Items from a dataset:
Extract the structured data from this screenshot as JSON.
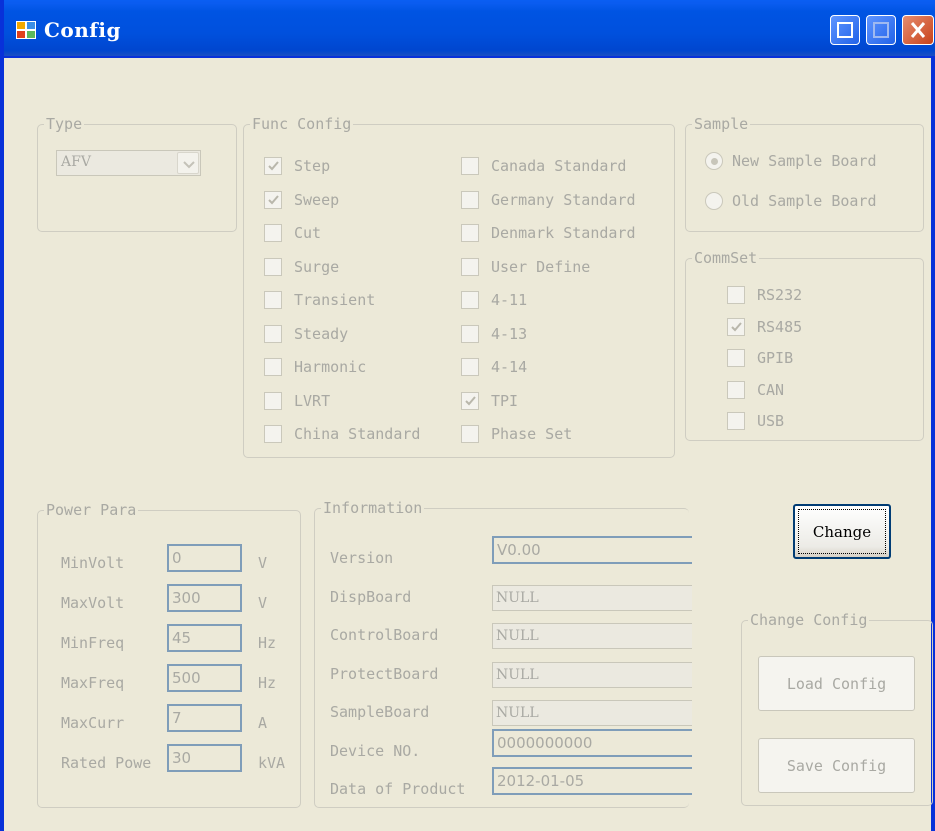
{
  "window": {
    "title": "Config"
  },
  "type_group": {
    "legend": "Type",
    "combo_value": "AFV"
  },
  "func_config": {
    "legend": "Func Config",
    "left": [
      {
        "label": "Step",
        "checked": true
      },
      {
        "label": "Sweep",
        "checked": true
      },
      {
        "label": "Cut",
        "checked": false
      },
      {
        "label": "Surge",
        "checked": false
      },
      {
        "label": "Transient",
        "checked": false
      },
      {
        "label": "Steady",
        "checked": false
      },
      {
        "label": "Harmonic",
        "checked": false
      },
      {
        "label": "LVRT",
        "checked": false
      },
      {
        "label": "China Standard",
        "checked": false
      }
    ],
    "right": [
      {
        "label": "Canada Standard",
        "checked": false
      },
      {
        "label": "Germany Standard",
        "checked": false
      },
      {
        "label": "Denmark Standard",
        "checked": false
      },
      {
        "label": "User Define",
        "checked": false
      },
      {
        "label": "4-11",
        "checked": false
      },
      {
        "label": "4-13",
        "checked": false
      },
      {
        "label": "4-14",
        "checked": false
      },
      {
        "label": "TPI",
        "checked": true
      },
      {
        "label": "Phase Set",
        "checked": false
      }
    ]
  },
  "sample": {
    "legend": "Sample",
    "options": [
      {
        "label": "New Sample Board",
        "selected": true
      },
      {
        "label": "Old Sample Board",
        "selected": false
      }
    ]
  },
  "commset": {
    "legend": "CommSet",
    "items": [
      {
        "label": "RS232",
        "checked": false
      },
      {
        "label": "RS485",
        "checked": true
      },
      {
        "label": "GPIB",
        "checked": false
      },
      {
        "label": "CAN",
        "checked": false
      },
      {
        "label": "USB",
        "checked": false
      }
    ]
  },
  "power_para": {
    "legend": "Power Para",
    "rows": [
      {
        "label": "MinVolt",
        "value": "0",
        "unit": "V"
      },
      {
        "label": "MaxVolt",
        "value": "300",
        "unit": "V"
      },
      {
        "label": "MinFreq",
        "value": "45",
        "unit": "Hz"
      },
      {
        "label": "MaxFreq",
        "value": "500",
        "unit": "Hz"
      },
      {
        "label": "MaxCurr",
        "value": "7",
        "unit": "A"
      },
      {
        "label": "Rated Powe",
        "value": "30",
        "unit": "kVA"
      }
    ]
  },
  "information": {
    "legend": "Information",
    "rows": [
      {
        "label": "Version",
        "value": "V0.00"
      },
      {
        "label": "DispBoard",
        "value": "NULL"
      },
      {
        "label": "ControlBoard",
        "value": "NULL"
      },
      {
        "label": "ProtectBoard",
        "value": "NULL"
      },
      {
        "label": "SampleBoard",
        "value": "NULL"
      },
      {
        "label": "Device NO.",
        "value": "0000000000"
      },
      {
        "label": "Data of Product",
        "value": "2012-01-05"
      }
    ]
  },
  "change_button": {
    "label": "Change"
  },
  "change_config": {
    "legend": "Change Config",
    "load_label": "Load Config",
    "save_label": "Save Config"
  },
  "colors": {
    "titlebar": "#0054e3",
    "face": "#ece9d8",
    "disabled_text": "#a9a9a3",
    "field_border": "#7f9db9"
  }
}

» **TASK GOAL**: Report how many lines of the preceding records include "legend". Output the number only.

» **COMPLETE RESPONSE**: 7